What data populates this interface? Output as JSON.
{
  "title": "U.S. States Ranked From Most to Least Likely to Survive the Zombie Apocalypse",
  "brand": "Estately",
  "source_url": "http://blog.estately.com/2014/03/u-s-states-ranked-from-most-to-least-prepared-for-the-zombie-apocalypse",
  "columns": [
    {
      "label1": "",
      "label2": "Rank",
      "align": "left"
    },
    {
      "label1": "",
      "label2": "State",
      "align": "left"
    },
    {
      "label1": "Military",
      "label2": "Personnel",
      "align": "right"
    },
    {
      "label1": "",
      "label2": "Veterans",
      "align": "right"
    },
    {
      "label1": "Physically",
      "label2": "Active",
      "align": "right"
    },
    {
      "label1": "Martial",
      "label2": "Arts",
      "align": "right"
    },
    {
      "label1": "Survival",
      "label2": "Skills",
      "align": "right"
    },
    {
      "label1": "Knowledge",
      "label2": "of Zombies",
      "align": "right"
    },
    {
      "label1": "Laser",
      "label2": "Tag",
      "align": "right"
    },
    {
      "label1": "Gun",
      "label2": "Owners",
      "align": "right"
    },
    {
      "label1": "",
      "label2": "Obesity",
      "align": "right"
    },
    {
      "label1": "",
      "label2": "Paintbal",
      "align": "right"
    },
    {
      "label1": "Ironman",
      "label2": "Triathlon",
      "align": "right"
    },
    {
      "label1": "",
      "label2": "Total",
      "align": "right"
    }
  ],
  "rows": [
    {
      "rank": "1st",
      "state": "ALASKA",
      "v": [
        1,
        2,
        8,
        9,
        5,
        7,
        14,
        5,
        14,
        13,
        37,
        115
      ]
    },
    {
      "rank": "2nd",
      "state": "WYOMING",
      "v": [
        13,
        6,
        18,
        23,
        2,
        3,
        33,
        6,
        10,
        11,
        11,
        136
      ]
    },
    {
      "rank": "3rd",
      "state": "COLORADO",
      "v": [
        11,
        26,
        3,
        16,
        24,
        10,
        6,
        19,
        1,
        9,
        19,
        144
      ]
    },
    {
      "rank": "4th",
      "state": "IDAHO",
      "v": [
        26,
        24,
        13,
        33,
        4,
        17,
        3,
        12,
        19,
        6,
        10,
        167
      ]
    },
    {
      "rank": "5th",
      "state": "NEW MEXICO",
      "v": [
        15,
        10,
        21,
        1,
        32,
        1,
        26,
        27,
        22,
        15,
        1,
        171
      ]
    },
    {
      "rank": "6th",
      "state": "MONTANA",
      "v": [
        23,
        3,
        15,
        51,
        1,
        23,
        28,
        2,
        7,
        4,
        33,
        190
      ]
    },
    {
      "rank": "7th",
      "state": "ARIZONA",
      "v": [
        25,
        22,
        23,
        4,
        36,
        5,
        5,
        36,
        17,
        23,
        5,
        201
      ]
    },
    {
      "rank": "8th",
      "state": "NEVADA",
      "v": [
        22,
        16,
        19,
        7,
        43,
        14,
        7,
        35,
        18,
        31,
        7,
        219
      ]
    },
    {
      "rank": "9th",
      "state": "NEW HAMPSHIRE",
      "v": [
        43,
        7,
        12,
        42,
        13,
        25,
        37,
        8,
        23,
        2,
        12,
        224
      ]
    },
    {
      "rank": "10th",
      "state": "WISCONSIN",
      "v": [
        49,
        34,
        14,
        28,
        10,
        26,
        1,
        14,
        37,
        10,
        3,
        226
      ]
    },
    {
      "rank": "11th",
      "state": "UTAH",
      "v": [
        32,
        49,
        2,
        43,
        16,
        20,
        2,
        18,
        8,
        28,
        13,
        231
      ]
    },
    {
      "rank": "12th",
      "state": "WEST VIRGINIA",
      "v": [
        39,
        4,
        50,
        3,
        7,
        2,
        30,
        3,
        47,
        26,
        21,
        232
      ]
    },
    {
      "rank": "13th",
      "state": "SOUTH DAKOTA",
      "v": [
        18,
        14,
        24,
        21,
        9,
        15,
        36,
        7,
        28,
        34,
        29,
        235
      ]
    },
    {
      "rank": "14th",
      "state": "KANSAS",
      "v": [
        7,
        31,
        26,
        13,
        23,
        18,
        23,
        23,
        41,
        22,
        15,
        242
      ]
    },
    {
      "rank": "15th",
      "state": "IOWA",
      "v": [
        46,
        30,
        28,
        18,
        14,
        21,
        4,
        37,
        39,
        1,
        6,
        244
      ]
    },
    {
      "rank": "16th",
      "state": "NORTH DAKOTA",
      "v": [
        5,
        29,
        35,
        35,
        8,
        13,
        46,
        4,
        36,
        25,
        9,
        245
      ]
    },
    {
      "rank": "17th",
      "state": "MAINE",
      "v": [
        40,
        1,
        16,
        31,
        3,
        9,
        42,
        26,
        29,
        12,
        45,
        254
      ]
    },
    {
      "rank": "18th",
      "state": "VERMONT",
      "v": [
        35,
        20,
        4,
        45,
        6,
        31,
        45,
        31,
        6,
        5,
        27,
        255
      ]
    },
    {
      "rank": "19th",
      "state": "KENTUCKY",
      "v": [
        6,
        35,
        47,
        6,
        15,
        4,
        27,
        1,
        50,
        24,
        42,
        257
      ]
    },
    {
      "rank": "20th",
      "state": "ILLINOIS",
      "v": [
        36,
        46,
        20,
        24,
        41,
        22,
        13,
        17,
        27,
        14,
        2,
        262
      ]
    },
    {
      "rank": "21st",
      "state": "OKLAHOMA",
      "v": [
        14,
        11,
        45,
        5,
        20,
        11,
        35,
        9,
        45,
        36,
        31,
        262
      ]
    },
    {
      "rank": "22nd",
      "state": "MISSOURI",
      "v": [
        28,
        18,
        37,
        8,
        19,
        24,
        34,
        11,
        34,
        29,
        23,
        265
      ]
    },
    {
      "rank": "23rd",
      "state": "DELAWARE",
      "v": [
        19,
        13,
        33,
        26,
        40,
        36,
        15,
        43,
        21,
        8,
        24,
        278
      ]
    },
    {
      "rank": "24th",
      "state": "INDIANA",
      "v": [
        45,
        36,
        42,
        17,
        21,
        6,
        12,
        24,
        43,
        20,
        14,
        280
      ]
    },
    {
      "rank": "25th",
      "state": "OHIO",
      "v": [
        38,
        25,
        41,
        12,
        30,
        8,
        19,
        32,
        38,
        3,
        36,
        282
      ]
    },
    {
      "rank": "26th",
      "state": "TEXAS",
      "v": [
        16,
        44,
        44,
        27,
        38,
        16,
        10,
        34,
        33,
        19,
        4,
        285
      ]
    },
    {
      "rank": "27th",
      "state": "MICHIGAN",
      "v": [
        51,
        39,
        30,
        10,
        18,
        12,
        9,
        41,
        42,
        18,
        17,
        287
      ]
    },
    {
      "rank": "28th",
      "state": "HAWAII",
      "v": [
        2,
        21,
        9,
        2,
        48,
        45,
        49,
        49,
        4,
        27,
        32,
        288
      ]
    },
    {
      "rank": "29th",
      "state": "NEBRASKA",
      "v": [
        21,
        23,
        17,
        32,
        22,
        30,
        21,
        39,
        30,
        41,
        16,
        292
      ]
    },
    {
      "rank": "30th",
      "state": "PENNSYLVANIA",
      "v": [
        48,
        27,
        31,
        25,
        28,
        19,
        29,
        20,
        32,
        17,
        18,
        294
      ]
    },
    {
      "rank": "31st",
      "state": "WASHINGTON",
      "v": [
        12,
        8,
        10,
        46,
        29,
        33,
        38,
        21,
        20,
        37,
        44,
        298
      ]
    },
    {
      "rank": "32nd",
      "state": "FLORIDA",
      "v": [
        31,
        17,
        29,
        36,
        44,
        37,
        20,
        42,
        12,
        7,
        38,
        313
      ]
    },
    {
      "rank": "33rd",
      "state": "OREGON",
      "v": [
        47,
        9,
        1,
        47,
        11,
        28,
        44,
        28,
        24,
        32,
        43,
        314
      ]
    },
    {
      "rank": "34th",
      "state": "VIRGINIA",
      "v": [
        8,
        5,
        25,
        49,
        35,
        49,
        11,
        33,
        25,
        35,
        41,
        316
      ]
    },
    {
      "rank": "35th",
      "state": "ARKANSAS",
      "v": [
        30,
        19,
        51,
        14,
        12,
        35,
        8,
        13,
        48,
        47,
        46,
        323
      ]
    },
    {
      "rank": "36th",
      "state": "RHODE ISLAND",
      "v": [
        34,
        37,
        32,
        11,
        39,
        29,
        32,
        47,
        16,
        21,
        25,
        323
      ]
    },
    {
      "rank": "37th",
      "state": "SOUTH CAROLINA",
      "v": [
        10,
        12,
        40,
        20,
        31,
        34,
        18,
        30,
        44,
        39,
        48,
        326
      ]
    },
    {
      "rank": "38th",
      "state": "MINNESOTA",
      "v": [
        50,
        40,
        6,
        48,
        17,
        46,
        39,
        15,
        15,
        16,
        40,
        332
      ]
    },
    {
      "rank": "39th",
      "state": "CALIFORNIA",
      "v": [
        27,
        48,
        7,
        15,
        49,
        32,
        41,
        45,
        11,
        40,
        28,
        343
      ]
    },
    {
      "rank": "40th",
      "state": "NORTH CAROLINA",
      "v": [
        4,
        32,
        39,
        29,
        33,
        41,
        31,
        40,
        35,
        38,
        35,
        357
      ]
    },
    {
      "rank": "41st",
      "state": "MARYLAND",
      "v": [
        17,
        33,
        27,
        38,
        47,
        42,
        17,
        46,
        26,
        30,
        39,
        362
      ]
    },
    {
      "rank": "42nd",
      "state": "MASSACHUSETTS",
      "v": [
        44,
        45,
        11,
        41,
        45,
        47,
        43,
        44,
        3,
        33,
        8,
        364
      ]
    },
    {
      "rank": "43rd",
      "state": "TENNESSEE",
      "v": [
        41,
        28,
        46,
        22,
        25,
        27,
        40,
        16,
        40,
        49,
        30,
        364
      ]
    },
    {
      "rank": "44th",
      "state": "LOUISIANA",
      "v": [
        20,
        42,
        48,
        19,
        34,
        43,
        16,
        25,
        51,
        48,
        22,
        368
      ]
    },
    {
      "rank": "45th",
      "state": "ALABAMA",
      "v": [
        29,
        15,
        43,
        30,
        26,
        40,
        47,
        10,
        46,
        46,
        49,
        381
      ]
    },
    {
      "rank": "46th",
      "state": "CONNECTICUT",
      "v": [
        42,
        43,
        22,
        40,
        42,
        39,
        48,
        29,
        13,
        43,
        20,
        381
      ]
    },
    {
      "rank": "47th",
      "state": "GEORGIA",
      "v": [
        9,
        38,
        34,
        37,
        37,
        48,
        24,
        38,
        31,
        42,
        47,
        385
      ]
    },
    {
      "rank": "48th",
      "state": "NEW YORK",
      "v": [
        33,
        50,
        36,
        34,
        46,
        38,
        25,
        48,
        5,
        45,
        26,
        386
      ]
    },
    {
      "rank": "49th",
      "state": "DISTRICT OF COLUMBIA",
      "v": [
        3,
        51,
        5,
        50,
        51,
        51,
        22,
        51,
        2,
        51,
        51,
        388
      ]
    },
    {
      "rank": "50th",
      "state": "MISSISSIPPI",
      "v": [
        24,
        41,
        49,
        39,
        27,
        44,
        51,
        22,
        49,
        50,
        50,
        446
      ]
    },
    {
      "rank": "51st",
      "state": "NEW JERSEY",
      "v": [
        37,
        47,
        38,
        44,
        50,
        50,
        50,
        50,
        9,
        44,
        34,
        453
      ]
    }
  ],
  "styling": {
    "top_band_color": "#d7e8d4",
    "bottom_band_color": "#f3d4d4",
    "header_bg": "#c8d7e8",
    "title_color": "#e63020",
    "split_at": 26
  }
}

WHAT IS NEEDED:
Only lines that contain the word "VIRGINIA" are wanted; copy each of them.

TASK RESPONSE:
      "state": "WEST VIRGINIA",
      "state": "VIRGINIA",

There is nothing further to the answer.